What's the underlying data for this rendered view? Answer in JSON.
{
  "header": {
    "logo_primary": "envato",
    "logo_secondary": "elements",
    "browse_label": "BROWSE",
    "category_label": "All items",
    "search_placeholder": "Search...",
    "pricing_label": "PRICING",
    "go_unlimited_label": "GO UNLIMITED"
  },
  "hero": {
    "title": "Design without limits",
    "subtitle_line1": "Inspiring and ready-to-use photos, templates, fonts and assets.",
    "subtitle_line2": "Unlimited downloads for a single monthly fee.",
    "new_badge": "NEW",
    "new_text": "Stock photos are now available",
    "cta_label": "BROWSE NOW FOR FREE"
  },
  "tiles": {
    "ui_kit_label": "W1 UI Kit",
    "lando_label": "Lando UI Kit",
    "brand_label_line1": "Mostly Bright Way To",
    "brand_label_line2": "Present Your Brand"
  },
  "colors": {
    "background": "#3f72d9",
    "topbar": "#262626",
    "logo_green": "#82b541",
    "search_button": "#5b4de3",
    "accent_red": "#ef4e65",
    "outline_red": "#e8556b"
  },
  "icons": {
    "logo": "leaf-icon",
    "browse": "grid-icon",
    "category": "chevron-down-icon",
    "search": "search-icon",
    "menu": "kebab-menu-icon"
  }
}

_____

### Do this
All of the material above needs to be copied exactly.

### Result of the exercise
What's the underlying data for this rendered view? Answer in JSON.
{
  "header": {
    "logo_primary": "envato",
    "logo_secondary": "elements",
    "browse_label": "BROWSE",
    "category_label": "All items",
    "search_placeholder": "Search...",
    "pricing_label": "PRICING",
    "go_unlimited_label": "GO UNLIMITED"
  },
  "hero": {
    "title": "Design without limits",
    "subtitle_line1": "Inspiring and ready-to-use photos, templates, fonts and assets.",
    "subtitle_line2": "Unlimited downloads for a single monthly fee.",
    "new_badge": "NEW",
    "new_text": "Stock photos are now available",
    "cta_label": "BROWSE NOW FOR FREE"
  },
  "tiles": {
    "ui_kit_label": "W1 UI Kit",
    "lando_label": "Lando UI Kit",
    "brand_label_line1": "Mostly Bright Way To",
    "brand_label_line2": "Present Your Brand"
  },
  "colors": {
    "background": "#3f72d9",
    "topbar": "#262626",
    "logo_green": "#82b541",
    "search_button": "#5b4de3",
    "accent_red": "#ef4e65",
    "outline_red": "#e8556b"
  },
  "icons": {
    "logo": "leaf-icon",
    "browse": "grid-icon",
    "category": "chevron-down-icon",
    "search": "search-icon",
    "menu": "kebab-menu-icon"
  }
}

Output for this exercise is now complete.